*Work to complete*
Below are some records: retype them all exactly, but not the pictures.

*Information shown*
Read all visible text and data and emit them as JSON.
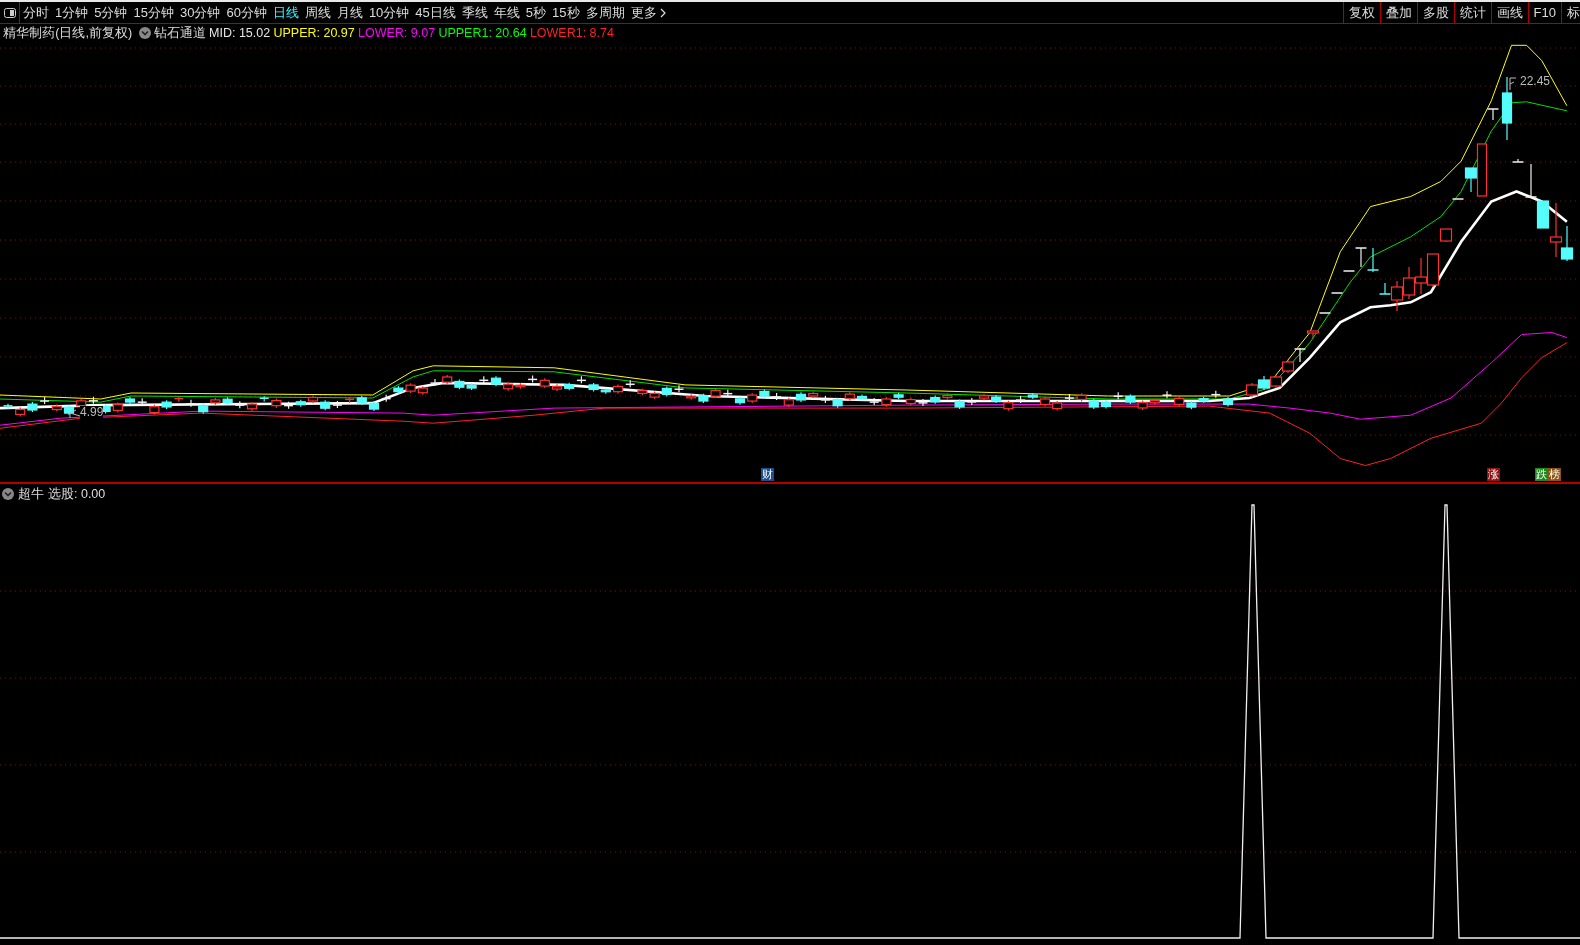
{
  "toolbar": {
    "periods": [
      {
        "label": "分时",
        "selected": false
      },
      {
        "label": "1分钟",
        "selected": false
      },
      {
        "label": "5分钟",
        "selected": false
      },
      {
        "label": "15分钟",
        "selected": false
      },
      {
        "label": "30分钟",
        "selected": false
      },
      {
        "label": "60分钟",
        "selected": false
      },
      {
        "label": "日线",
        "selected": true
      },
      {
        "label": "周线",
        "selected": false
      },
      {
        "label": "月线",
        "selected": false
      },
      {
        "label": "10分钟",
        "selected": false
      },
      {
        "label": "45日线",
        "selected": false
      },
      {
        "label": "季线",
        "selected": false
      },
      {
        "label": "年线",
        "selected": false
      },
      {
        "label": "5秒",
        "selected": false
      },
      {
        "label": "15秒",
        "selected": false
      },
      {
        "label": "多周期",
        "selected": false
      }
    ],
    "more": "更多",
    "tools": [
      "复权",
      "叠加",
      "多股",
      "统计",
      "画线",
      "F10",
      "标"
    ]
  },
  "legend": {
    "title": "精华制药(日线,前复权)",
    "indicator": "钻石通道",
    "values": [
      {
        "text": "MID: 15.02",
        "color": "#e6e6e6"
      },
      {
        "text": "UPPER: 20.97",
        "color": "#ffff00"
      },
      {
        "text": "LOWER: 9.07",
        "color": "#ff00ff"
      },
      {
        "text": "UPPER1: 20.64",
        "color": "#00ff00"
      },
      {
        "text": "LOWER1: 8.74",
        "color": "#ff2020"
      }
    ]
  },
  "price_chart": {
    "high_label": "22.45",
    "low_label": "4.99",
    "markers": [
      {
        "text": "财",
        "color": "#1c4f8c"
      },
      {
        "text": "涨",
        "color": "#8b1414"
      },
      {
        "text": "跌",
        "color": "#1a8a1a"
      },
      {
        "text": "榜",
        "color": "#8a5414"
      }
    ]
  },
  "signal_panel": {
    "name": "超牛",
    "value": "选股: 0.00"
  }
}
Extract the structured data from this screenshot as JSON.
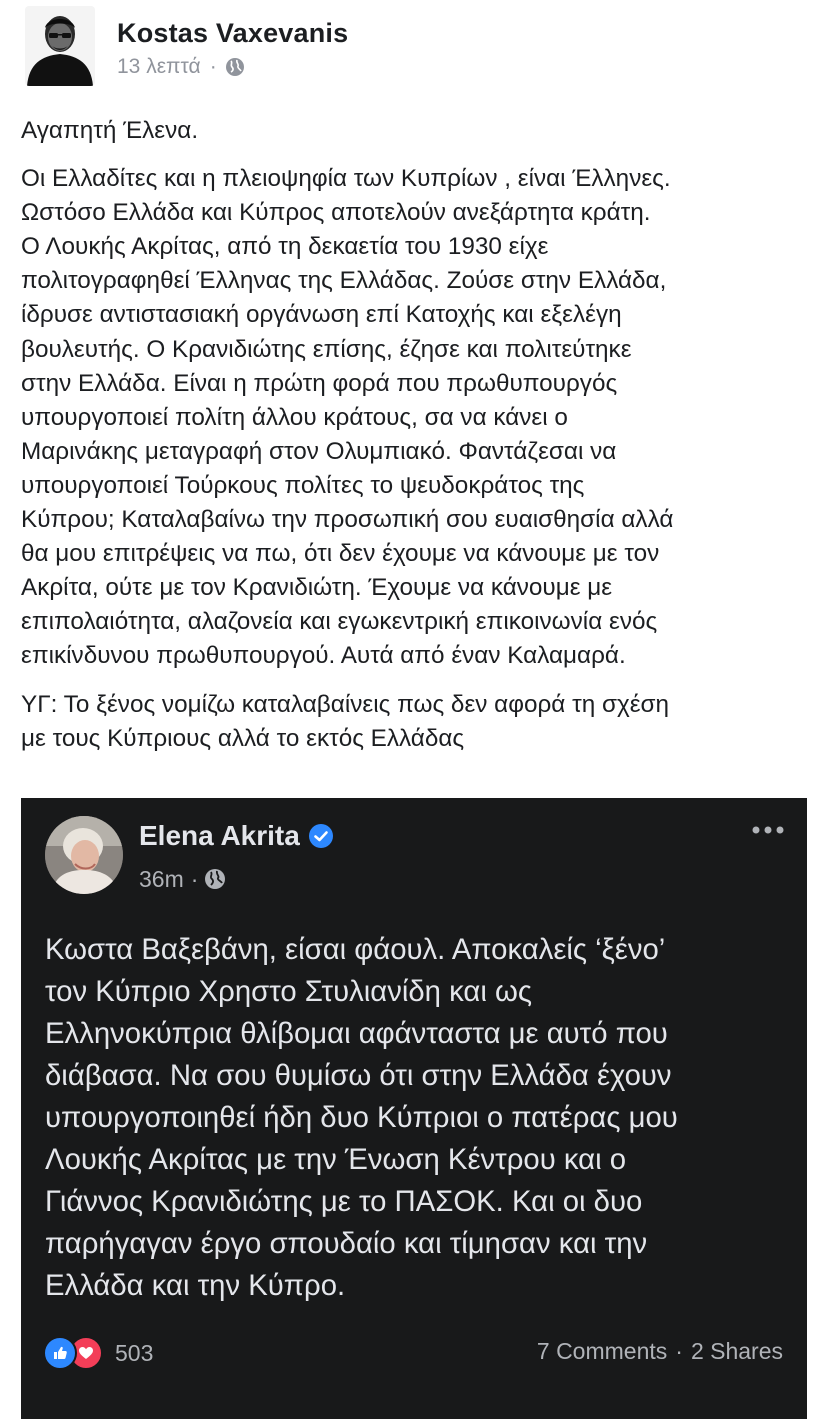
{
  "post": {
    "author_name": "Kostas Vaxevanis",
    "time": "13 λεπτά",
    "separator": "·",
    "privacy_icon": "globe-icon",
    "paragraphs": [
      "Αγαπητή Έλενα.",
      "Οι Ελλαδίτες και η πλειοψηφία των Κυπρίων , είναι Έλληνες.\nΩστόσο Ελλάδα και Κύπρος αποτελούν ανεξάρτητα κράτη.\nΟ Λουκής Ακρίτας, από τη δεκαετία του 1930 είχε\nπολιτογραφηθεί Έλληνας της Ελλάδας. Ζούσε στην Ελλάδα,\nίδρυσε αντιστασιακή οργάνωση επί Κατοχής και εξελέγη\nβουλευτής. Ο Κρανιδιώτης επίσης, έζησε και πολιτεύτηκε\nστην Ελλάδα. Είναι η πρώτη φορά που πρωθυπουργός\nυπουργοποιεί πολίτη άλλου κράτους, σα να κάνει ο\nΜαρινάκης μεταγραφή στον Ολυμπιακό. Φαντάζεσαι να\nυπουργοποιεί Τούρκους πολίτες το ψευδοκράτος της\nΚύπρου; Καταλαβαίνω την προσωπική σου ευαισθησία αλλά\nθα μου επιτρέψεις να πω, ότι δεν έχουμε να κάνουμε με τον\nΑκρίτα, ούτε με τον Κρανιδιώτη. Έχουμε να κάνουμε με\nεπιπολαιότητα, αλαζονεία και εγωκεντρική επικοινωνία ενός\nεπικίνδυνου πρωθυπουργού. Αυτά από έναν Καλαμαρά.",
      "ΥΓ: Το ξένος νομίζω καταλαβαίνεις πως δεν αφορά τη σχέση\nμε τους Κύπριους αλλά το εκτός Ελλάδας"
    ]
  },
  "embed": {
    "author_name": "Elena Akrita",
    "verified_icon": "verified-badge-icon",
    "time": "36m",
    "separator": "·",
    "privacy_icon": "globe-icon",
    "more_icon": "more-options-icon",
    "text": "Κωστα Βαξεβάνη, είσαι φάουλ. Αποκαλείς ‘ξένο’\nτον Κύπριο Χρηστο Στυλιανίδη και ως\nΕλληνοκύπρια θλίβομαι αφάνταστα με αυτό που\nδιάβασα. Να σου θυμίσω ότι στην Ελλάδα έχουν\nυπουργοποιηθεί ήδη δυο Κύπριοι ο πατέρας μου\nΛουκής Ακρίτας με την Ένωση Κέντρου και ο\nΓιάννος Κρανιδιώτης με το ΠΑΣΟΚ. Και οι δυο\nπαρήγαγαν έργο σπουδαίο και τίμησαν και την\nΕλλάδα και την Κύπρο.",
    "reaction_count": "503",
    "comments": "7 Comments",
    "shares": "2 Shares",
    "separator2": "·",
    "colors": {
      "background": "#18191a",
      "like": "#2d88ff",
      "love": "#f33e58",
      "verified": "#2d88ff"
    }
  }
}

*Response*
Read all visible text and data and emit them as JSON.
{
  "toolbar": {
    "periods": [
      {
        "label": "分时",
        "selected": false
      },
      {
        "label": "1分钟",
        "selected": false
      },
      {
        "label": "5分钟",
        "selected": false
      },
      {
        "label": "15分钟",
        "selected": false
      },
      {
        "label": "30分钟",
        "selected": false
      },
      {
        "label": "60分钟",
        "selected": false
      },
      {
        "label": "日线",
        "selected": true
      },
      {
        "label": "周线",
        "selected": false
      },
      {
        "label": "月线",
        "selected": false
      },
      {
        "label": "10分钟",
        "selected": false
      },
      {
        "label": "45日线",
        "selected": false
      },
      {
        "label": "季线",
        "selected": false
      },
      {
        "label": "年线",
        "selected": false
      },
      {
        "label": "5秒",
        "selected": false
      },
      {
        "label": "15秒",
        "selected": false
      },
      {
        "label": "多周期",
        "selected": false
      }
    ],
    "more": "更多",
    "tools": [
      "复权",
      "叠加",
      "多股",
      "统计",
      "画线",
      "F10",
      "标"
    ]
  },
  "legend": {
    "title": "精华制药(日线,前复权)",
    "indicator": "钻石通道",
    "values": [
      {
        "text": "MID: 15.02",
        "color": "#e6e6e6"
      },
      {
        "text": "UPPER: 20.97",
        "color": "#ffff00"
      },
      {
        "text": "LOWER: 9.07",
        "color": "#ff00ff"
      },
      {
        "text": "UPPER1: 20.64",
        "color": "#00ff00"
      },
      {
        "text": "LOWER1: 8.74",
        "color": "#ff2020"
      }
    ]
  },
  "price_chart": {
    "high_label": "22.45",
    "low_label": "4.99",
    "markers": [
      {
        "text": "财",
        "color": "#1c4f8c"
      },
      {
        "text": "涨",
        "color": "#8b1414"
      },
      {
        "text": "跌",
        "color": "#1a8a1a"
      },
      {
        "text": "榜",
        "color": "#8a5414"
      }
    ]
  },
  "signal_panel": {
    "name": "超牛",
    "value": "选股: 0.00"
  }
}
Extract the structured data from this screenshot as JSON.
{
  "post": {
    "author_name": "Kostas Vaxevanis",
    "time": "13 λεπτά",
    "separator": "·",
    "privacy_icon": "globe-icon",
    "paragraphs": [
      "Αγαπητή Έλενα.",
      "Οι Ελλαδίτες και η πλειοψηφία των Κυπρίων , είναι Έλληνες.\nΩστόσο Ελλάδα και Κύπρος αποτελούν ανεξάρτητα κράτη.\nΟ Λουκής Ακρίτας, από τη δεκαετία του 1930 είχε\nπολιτογραφηθεί Έλληνας της Ελλάδας. Ζούσε στην Ελλάδα,\nίδρυσε αντιστασιακή οργάνωση επί Κατοχής και εξελέγη\nβουλευτής. Ο Κρανιδιώτης επίσης, έζησε και πολιτεύτηκε\nστην Ελλάδα. Είναι η πρώτη φορά που πρωθυπουργός\nυπουργοποιεί πολίτη άλλου κράτους, σα να κάνει ο\nΜαρινάκης μεταγραφή στον Ολυμπιακό. Φαντάζεσαι να\nυπουργοποιεί Τούρκους πολίτες το ψευδοκράτος της\nΚύπρου; Καταλαβαίνω την προσωπική σου ευαισθησία αλλά\nθα μου επιτρέψεις να πω, ότι δεν έχουμε να κάνουμε με τον\nΑκρίτα, ούτε με τον Κρανιδιώτη. Έχουμε να κάνουμε με\nεπιπολαιότητα, αλαζονεία και εγωκεντρική επικοινωνία ενός\nεπικίνδυνου πρωθυπουργού. Αυτά από έναν Καλαμαρά.",
      "ΥΓ: Το ξένος νομίζω καταλαβαίνεις πως δεν αφορά τη σχέση\nμε τους Κύπριους αλλά το εκτός Ελλάδας"
    ]
  },
  "embed": {
    "author_name": "Elena Akrita",
    "verified_icon": "verified-badge-icon",
    "time": "36m",
    "separator": "·",
    "privacy_icon": "globe-icon",
    "more_icon": "more-options-icon",
    "text": "Κωστα Βαξεβάνη, είσαι φάουλ. Αποκαλείς ‘ξένο’\nτον Κύπριο Χρηστο Στυλιανίδη και ως\nΕλληνοκύπρια θλίβομαι αφάνταστα με αυτό που\nδιάβασα. Να σου θυμίσω ότι στην Ελλάδα έχουν\nυπουργοποιηθεί ήδη δυο Κύπριοι ο πατέρας μου\nΛουκής Ακρίτας με την Ένωση Κέντρου και ο\nΓιάννος Κρανιδιώτης με το ΠΑΣΟΚ. Και οι δυο\nπαρήγαγαν έργο σπουδαίο και τίμησαν και την\nΕλλάδα και την Κύπρο.",
    "reaction_count": "503",
    "comments": "7 Comments",
    "shares": "2 Shares",
    "separator2": "·",
    "colors": {
      "background": "#18191a",
      "like": "#2d88ff",
      "love": "#f33e58",
      "verified": "#2d88ff"
    }
  }
}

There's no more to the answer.